— Start Records supplied —

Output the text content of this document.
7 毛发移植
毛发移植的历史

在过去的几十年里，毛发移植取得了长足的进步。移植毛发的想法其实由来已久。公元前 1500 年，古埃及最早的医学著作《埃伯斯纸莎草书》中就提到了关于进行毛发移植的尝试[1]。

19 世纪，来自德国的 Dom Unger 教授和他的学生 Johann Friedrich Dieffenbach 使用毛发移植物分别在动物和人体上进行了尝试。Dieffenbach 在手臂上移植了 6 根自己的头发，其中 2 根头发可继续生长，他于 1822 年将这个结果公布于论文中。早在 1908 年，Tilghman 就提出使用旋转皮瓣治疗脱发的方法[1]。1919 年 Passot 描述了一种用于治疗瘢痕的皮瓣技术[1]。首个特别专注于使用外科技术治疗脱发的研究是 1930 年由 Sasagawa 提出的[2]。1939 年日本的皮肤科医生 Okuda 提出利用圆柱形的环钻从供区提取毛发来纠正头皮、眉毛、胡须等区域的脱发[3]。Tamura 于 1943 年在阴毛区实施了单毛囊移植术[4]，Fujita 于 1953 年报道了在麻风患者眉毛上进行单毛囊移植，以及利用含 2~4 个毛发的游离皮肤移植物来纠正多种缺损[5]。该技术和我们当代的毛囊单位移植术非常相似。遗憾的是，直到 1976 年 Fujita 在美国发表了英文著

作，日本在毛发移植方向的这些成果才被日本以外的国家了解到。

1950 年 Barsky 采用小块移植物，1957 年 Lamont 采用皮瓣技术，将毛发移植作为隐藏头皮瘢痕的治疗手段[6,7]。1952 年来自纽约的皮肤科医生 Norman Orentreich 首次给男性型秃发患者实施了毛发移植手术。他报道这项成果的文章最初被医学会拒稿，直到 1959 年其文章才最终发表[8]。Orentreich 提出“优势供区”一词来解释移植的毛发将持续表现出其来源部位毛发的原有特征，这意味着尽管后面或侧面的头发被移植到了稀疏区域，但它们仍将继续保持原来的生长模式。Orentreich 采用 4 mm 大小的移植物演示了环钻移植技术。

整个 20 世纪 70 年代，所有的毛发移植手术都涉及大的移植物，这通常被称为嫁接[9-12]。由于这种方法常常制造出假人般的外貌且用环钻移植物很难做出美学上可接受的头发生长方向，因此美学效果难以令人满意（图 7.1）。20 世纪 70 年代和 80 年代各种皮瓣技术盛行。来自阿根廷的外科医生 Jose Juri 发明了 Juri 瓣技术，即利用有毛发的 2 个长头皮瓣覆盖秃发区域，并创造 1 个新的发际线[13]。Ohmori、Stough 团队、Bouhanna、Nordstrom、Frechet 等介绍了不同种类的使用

— End Records supplied —

_The task_
Print back all the lines verbatim.

_Solution to the problem_
Output the text content of this document.
7 毛发移植
毛发移植的历史

在过去的几十年里，毛发移植取得了长足的进步。移植毛发的想法其实由来已久。公元前 1500 年，古埃及最早的医学著作《埃伯斯纸莎草书》中就提到了关于进行毛发移植的尝试[1]。

19 世纪，来自德国的 Dom Unger 教授和他的学生 Johann Friedrich Dieffenbach 使用毛发移植物分别在动物和人体上进行了尝试。Dieffenbach 在手臂上移植了 6 根自己的头发，其中 2 根头发可继续生长，他于 1822 年将这个结果公布于论文中。早在 1908 年，Tilghman 就提出使用旋转皮瓣治疗脱发的方法[1]。1919 年 Passot 描述了一种用于治疗瘢痕的皮瓣技术[1]。首个特别专注于使用外科技术治疗脱发的研究是 1930 年由 Sasagawa 提出的[2]。1939 年日本的皮肤科医生 Okuda 提出利用圆柱形的环钻从供区提取毛发来纠正头皮、眉毛、胡须等区域的脱发[3]。Tamura 于 1943 年在阴毛区实施了单毛囊移植术[4]，Fujita 于 1953 年报道了在麻风患者眉毛上进行单毛囊移植，以及利用含 2~4 个毛发的游离皮肤移植物来纠正多种缺损[5]。该技术和我们当代的毛囊单位移植术非常相似。遗憾的是，直到 1976 年 Fujita 在美国发表了英文著

作，日本在毛发移植方向的这些成果才被日本以外的国家了解到。

1950 年 Barsky 采用小块移植物，1957 年 Lamont 采用皮瓣技术，将毛发移植作为隐藏头皮瘢痕的治疗手段[6,7]。1952 年来自纽约的皮肤科医生 Norman Orentreich 首次给男性型秃发患者实施了毛发移植手术。他报道这项成果的文章最初被医学会拒稿，直到 1959 年其文章才最终发表[8]。Orentreich 提出“优势供区”一词来解释移植的毛发将持续表现出其来源部位毛发的原有特征，这意味着尽管后面或侧面的头发被移植到了稀疏区域，但它们仍将继续保持原来的生长模式。Orentreich 采用 4 mm 大小的移植物演示了环钻移植技术。

整个 20 世纪 70 年代，所有的毛发移植手术都涉及大的移植物，这通常被称为嫁接[9-12]。由于这种方法常常制造出假人般的外貌且用环钻移植物很难做出美学上可接受的头发生长方向，因此美学效果难以令人满意（图 7.1）。20 世纪 70 年代和 80 年代各种皮瓣技术盛行。来自阿根廷的外科医生 Jose Juri 发明了 Juri 瓣技术，即利用有毛发的 2 个长头皮瓣覆盖秃发区域，并创造 1 个新的发际线[13]。Ohmori、Stough 团队、Bouhanna、Nordstrom、Frechet 等介绍了不同种类的使用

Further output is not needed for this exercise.